Below is a listing; copy all of it exactly.

GIVEN INFORMATION start

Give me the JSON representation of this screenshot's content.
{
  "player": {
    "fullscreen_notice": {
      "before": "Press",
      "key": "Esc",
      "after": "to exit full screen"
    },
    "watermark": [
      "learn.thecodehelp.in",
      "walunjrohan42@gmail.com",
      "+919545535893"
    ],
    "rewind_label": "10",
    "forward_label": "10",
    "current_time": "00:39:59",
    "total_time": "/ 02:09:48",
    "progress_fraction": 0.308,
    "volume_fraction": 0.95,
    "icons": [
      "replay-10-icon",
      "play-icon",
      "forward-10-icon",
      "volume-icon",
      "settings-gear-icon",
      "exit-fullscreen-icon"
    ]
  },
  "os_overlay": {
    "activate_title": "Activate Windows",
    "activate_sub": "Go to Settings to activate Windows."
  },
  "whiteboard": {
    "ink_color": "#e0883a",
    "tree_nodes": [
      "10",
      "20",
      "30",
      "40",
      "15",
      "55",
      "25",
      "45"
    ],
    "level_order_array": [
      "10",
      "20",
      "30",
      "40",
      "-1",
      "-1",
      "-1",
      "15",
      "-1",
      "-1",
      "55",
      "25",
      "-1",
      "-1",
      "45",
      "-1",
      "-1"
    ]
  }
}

GIVEN INFORMATION end

» **RESULT BELOW**
Give me the JSON representation of this screenshot's content.
{
  "player": {
    "fullscreen_notice": {
      "before": "Press",
      "key": "Esc",
      "after": "to exit full screen"
    },
    "watermark": [
      "learn.thecodehelp.in",
      "walunjrohan42@gmail.com",
      "+919545535893"
    ],
    "rewind_label": "10",
    "forward_label": "10",
    "current_time": "00:39:59",
    "total_time": "/ 02:09:48",
    "progress_fraction": 0.308,
    "volume_fraction": 0.95,
    "icons": [
      "replay-10-icon",
      "play-icon",
      "forward-10-icon",
      "volume-icon",
      "settings-gear-icon",
      "exit-fullscreen-icon"
    ]
  },
  "os_overlay": {
    "activate_title": "Activate Windows",
    "activate_sub": "Go to Settings to activate Windows."
  },
  "whiteboard": {
    "ink_color": "#e0883a",
    "tree_nodes": [
      "10",
      "20",
      "30",
      "40",
      "15",
      "55",
      "25",
      "45"
    ],
    "level_order_array": [
      "10",
      "20",
      "30",
      "40",
      "-1",
      "-1",
      "-1",
      "15",
      "-1",
      "-1",
      "55",
      "25",
      "-1",
      "-1",
      "45",
      "-1",
      "-1"
    ]
  }
}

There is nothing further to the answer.